DIRECTION 1: Return every line of the listing that contains the string "liquidated", matching case exactly.

EXCERPTED TEXT:
==============================

Blog

How we did it: Enhancing our search engine with AI and vectors

We built a cutting-edge hybrid search engine combining vector and keyword search for enhanced relevance and performance.

December 12, 2024 | 7 min read
torichou
Tori Chou
Developer Relations Intern

At the beginning of the summer, I, along with my fellow intern Vaibhav and manager Art, embarked on a journey to update the aerospike.com search engine. This blog will take you through our experience and the fundamentals of how we built a better search.

Aerospike’s previous search engine utilized basic keyword search. The limit of keyword search, however, is that it matches only exact terms, missing context or intent behind the query. Vector databases enable semantic search, capturing the deeper meaning in queries to deliver more relevant and accurate results. We decided to implement a more sophisticated hybrid search system utilizing Aerospike’s very own vector database and vector search features. In the end, we created a search engine that combines the capabilities of both full-text and semantic search to return more relevant and usable search results for users exploring the site while demonstrating Aerospike’s technology in a meaningful way. 

Here are the key parts of the project, which I’ll detail:

  1. Chunking data and scraping the relevant sites

  2. Creating a vector index 

  3. Building an inverted index for keywords

  4. Combining keyword and vector search

  5. Re-ranking results with fused algorithms

  6. Designing a user-friendly search interface

  7. Future plans

Powering high-performance GenAI solutions using Aerospike on HPE Systems

Retrieval augmented generation (RAG) systems are an advanced combination of GenAI and retrieval-based technologies. See how the integration of domain-specific knowledge graphs has the ability to substantially enhance their functionalities.

Chunking and loading the data

Our first big task was to figure out how to segment, or chunk, the documents into logical sections and load this data into the Aerospike Database. Luckily, we had guidance from previous demos made by those much smarter and more experienced (a.k.a. Art’s very cool RAG demo), which used Scrapy to scrape the Aerospike documentation sites. 

The quality of the search relied on getting good data, so one challenge we faced was ensuring that we scraped only the useful parts of the documentation sites: the title, description, and content. To address this, we created detailed XPath queries to extract the right parts of the site, excluding the miscellaneous links and related (but irrelevant) articles that might skew our search results.

==============================

DIRECTION 2:
Answer these questions from the post on enhancing the search engine:
(a) What kind of search did Aerospike's previous search engine use?
(b) What tool did Art's RAG demo use to scrape the Aerospike documentation sites?
(c) Which three parts of the documentation sites did the team aim to scrape?

==============================

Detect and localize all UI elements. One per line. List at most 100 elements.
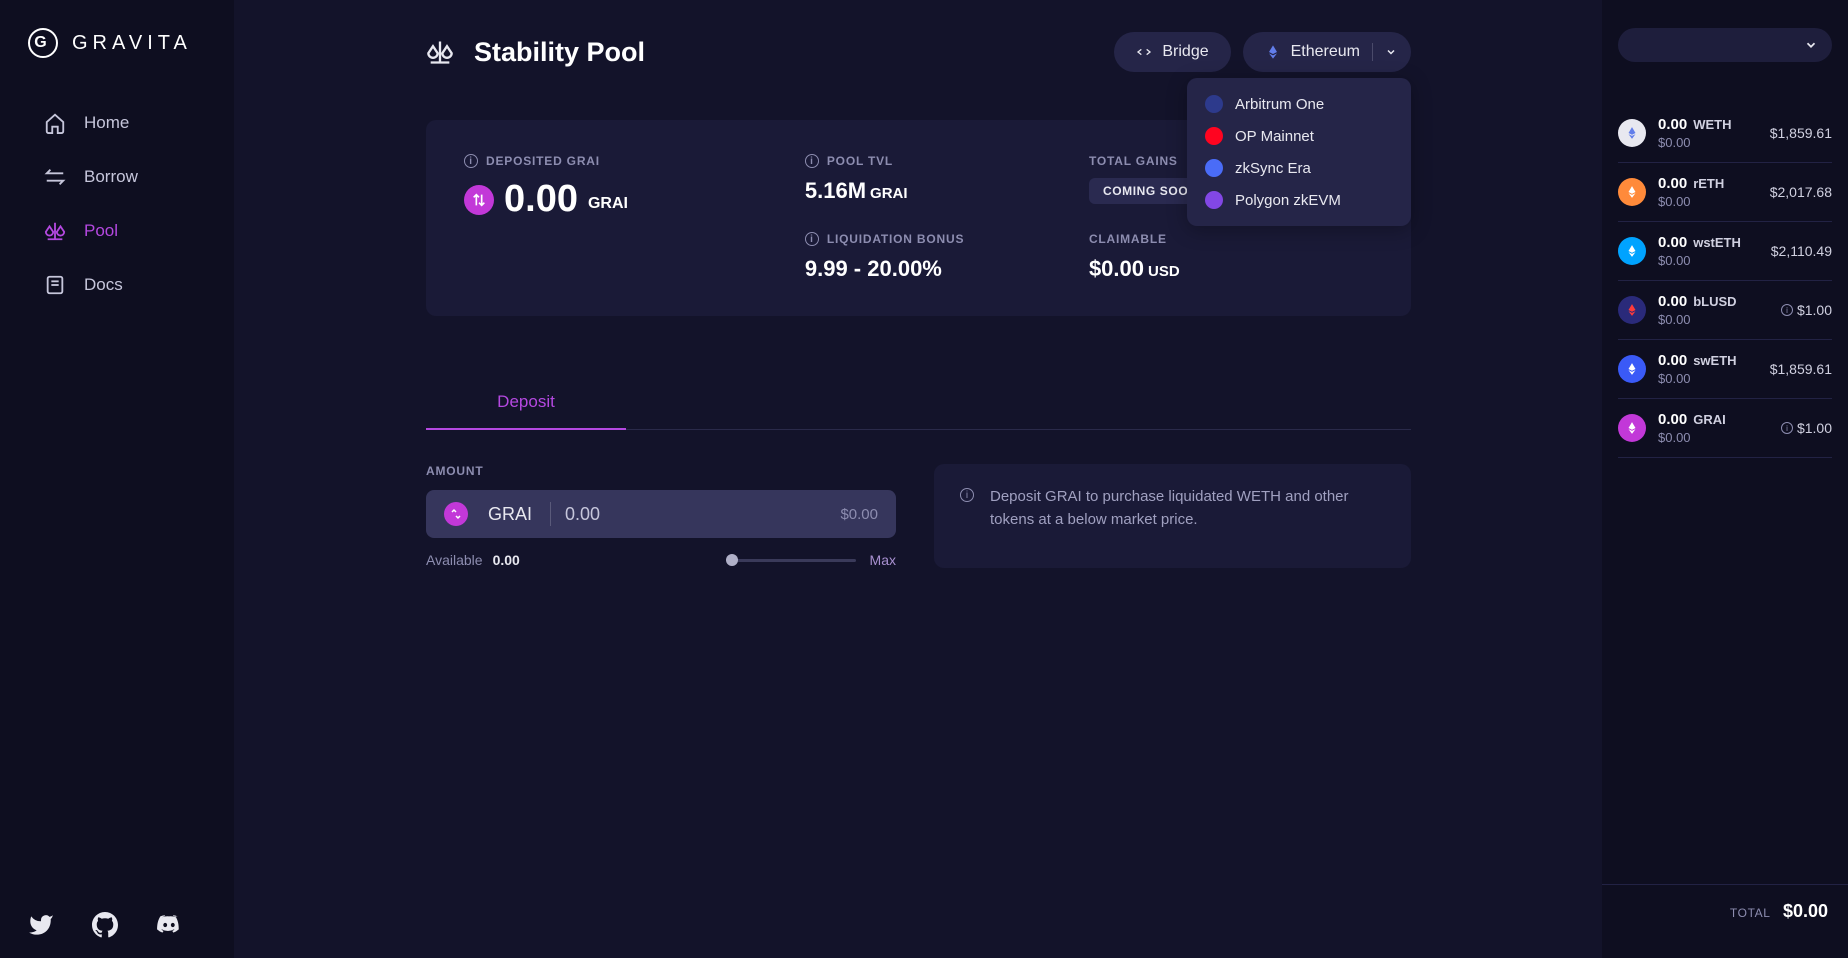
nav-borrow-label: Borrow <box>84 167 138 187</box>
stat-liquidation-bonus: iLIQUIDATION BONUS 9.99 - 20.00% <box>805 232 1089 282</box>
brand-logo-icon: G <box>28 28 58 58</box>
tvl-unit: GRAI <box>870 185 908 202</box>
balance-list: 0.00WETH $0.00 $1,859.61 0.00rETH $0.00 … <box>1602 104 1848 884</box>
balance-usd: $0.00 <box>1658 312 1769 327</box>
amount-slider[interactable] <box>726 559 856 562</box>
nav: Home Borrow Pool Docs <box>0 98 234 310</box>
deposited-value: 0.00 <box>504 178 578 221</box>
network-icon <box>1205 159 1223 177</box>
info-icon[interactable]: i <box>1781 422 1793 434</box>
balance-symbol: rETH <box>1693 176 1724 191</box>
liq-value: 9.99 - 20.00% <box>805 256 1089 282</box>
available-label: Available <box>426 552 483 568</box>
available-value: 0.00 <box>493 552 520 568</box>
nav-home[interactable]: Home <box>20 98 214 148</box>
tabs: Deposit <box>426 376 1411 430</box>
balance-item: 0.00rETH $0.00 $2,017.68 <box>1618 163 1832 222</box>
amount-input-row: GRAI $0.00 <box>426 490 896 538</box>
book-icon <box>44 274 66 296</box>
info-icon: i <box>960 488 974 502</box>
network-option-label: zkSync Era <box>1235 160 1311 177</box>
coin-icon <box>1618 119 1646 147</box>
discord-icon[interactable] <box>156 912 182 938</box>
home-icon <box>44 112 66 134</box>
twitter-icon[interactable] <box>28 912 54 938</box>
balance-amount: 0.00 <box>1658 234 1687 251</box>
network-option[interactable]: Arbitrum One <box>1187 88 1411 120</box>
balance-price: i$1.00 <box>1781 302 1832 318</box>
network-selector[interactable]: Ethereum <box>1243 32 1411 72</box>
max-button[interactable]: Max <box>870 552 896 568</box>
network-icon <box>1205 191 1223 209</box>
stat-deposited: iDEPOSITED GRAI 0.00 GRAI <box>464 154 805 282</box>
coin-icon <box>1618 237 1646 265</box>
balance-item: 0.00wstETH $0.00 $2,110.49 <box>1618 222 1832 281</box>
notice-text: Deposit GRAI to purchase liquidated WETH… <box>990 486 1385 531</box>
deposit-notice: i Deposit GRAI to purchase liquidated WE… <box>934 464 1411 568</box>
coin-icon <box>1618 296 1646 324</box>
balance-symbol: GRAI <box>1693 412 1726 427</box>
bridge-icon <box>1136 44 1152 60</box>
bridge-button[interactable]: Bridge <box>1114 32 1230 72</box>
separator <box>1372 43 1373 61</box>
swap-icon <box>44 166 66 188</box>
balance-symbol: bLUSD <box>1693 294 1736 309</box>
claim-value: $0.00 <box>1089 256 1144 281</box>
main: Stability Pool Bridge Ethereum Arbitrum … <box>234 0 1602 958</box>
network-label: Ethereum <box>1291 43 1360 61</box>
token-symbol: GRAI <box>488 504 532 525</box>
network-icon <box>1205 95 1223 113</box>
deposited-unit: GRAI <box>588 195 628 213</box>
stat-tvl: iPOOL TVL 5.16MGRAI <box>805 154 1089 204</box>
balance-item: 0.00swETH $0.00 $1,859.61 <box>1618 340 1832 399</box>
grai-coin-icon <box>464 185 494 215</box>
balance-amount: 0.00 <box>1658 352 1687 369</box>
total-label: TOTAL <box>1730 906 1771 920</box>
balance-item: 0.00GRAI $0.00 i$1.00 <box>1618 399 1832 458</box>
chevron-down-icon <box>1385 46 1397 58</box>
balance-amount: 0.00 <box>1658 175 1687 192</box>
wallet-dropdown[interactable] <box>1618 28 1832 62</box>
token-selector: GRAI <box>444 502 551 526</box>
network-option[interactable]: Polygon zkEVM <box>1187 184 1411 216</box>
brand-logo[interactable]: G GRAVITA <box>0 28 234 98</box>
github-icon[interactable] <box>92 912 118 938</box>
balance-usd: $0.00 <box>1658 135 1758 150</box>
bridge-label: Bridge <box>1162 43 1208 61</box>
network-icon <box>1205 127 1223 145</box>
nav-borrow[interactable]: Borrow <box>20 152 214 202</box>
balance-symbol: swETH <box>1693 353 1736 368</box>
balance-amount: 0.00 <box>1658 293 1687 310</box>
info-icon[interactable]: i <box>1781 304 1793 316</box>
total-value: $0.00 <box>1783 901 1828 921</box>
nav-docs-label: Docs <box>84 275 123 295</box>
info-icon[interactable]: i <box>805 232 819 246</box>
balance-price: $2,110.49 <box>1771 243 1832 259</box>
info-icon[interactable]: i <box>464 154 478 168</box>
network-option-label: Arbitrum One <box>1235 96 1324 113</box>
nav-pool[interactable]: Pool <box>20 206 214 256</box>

==============================

FINAL ANSWER 1:
notice-text: Deposit GRAI to purchase liquidated WETH… <box>990 486 1385 531</box>
deposit-notice: i Deposit GRAI to purchase liquidated WE… <box>934 464 1411 568</box>

FINAL ANSWER 2:
(a) Basic keyword search.
(b) Scrapy.
(c) The title, description, and content.